EXERCISE REQUIREMENTS:
Below are records to transcribe exactly, without their pictures.

DATA PROVIDED:
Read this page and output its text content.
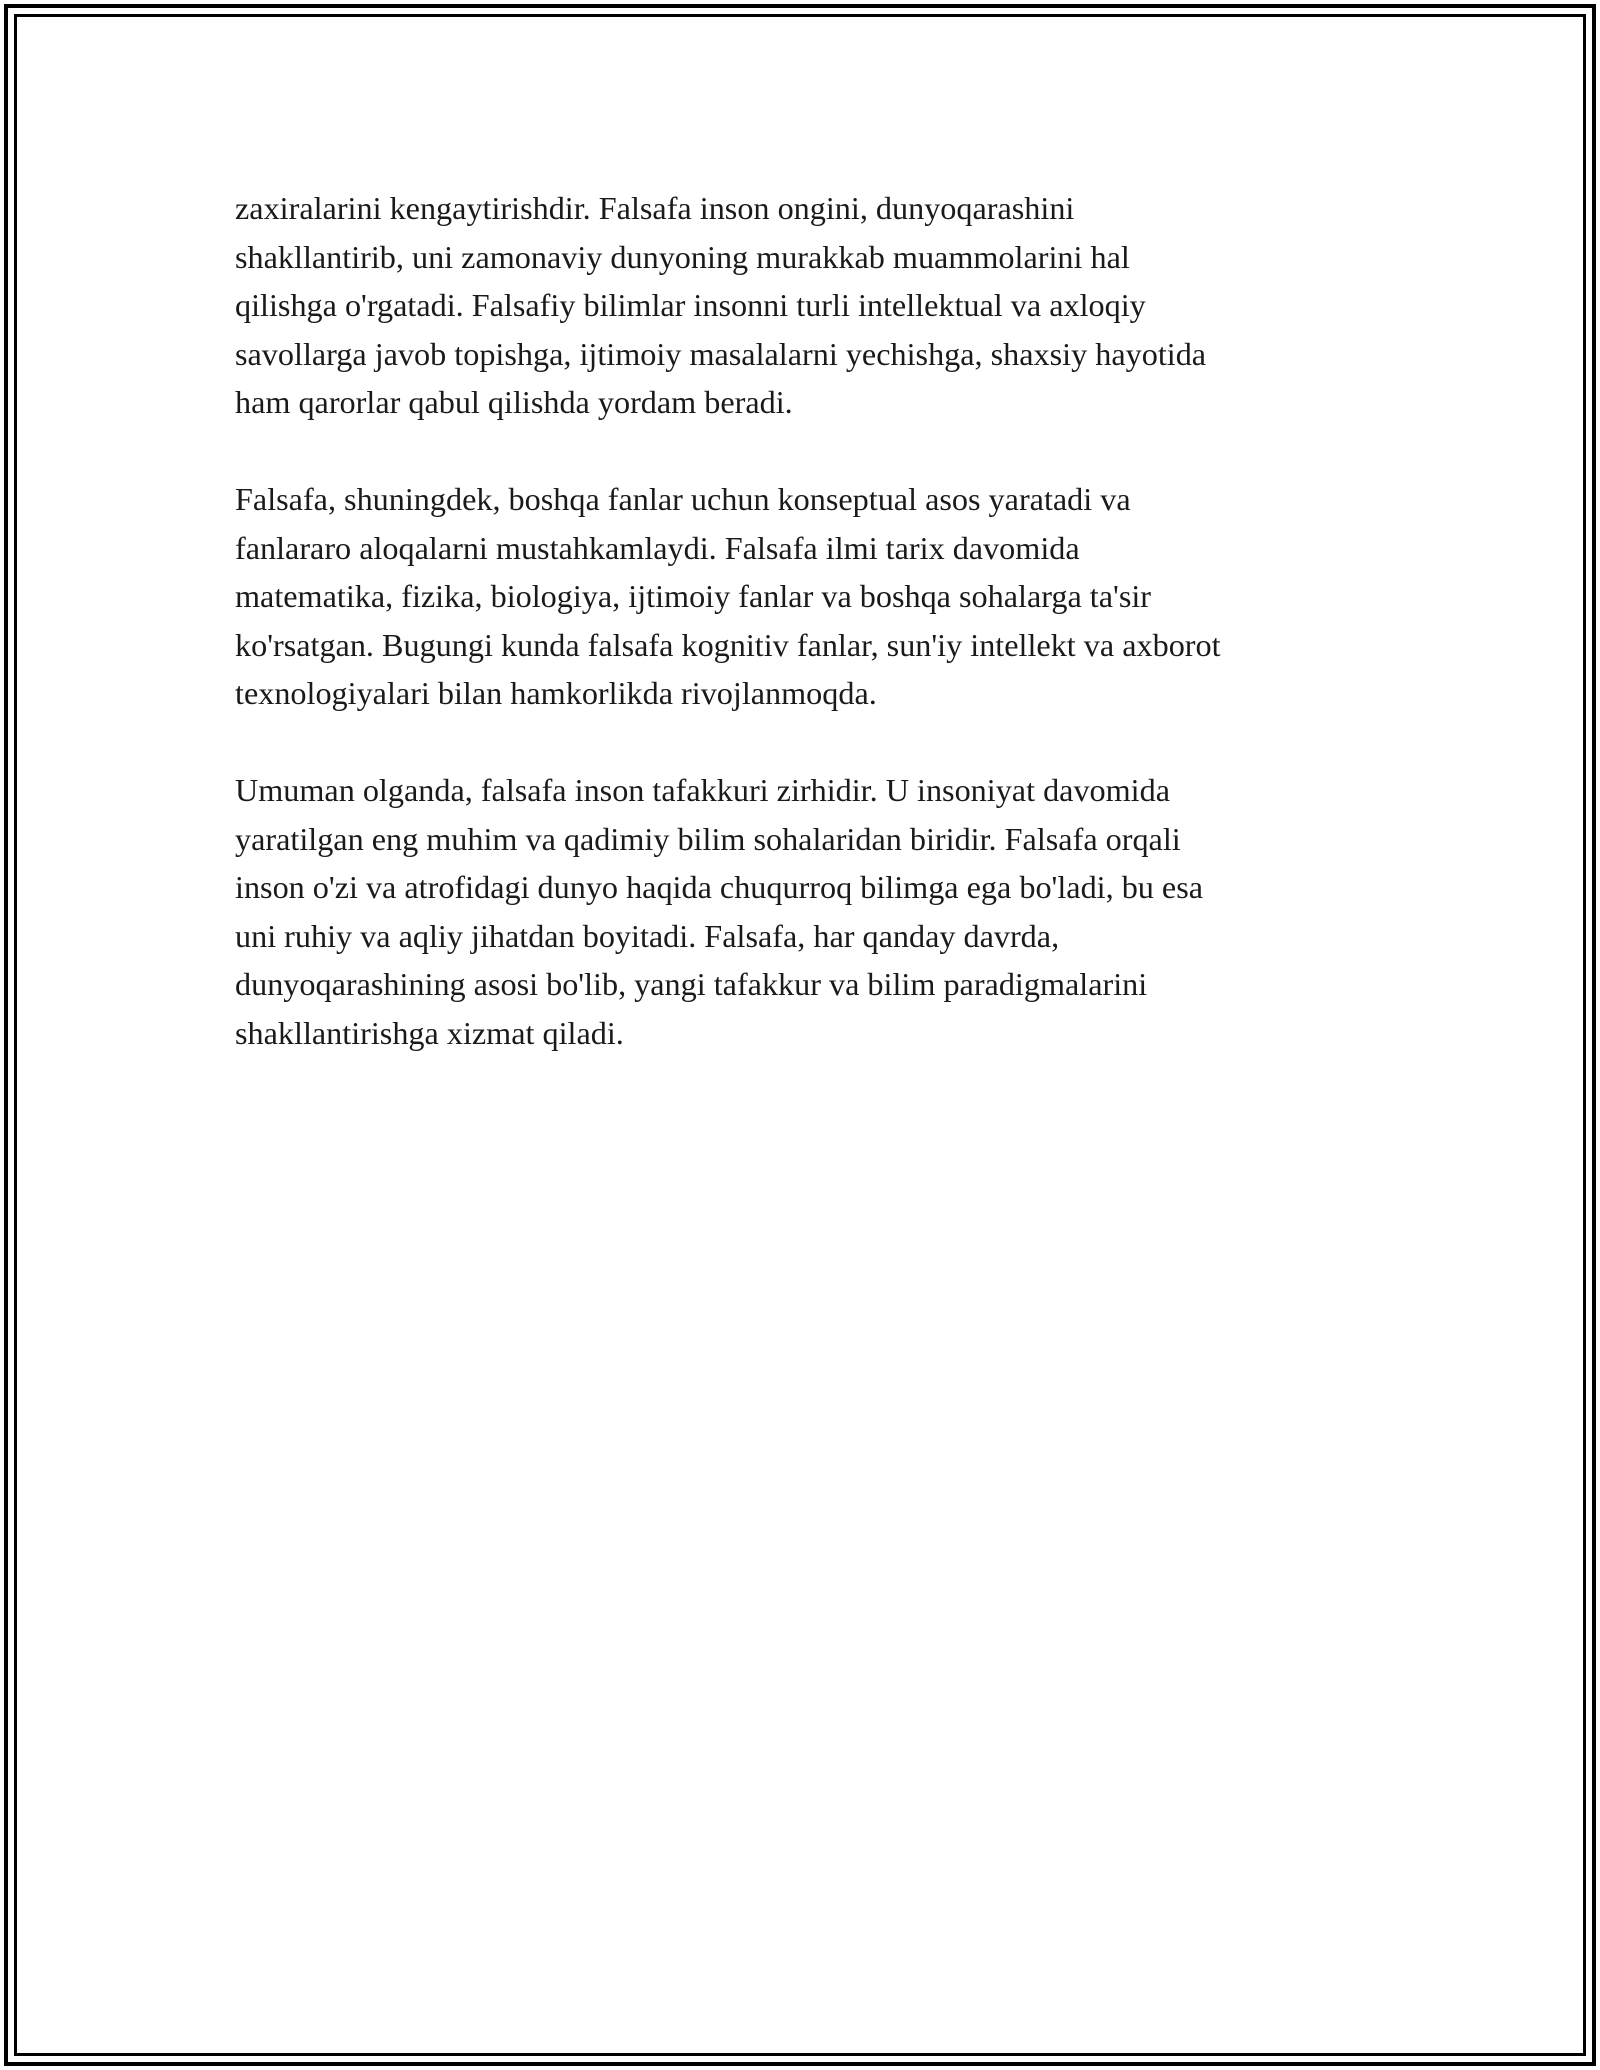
zaxiralarini kengaytirishdir. Falsafa inson ongini, dunyoqarashini
shakllantirib, uni zamonaviy dunyoning murakkab muammolarini hal
qilishga o'rgatadi. Falsafiy bilimlar insonni turli intellektual va axloqiy
savollarga javob topishga, ijtimoiy masalalarni yechishga, shaxsiy hayotida
ham qarorlar qabul qilishda yordam beradi.

Falsafa, shuningdek, boshqa fanlar uchun konseptual asos yaratadi va
fanlararo aloqalarni mustahkamlaydi. Falsafa ilmi tarix davomida
matematika, fizika, biologiya, ijtimoiy fanlar va boshqa sohalarga ta'sir
ko'rsatgan. Bugungi kunda falsafa kognitiv fanlar, sun'iy intellekt va axborot
texnologiyalari bilan hamkorlikda rivojlanmoqda.

Umuman olganda, falsafa inson tafakkuri zirhidir. U insoniyat davomida
yaratilgan eng muhim va qadimiy bilim sohalaridan biridir. Falsafa orqali
inson o'zi va atrofidagi dunyo haqida chuqurroq bilimga ega bo'ladi, bu esa
uni ruhiy va aqliy jihatdan boyitadi. Falsafa, har qanday davrda,
dunyoqarashining asosi bo'lib, yangi tafakkur va bilim paradigmalarini
shakllantirishga xizmat qiladi.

FULL ANSWER:
Read this page and output its text content.
zaxiralarini kengaytirishdir. Falsafa inson ongini, dunyoqarashini
shakllantirib, uni zamonaviy dunyoning murakkab muammolarini hal
qilishga o'rgatadi. Falsafiy bilimlar insonni turli intellektual va axloqiy
savollarga javob topishga, ijtimoiy masalalarni yechishga, shaxsiy hayotida
ham qarorlar qabul qilishda yordam beradi.

Falsafa, shuningdek, boshqa fanlar uchun konseptual asos yaratadi va
fanlararo aloqalarni mustahkamlaydi. Falsafa ilmi tarix davomida
matematika, fizika, biologiya, ijtimoiy fanlar va boshqa sohalarga ta'sir
ko'rsatgan. Bugungi kunda falsafa kognitiv fanlar, sun'iy intellekt va axborot
texnologiyalari bilan hamkorlikda rivojlanmoqda.

Umuman olganda, falsafa inson tafakkuri zirhidir. U insoniyat davomida
yaratilgan eng muhim va qadimiy bilim sohalaridan biridir. Falsafa orqali
inson o'zi va atrofidagi dunyo haqida chuqurroq bilimga ega bo'ladi, bu esa
uni ruhiy va aqliy jihatdan boyitadi. Falsafa, har qanday davrda,
dunyoqarashining asosi bo'lib, yangi tafakkur va bilim paradigmalarini
shakllantirishga xizmat qiladi.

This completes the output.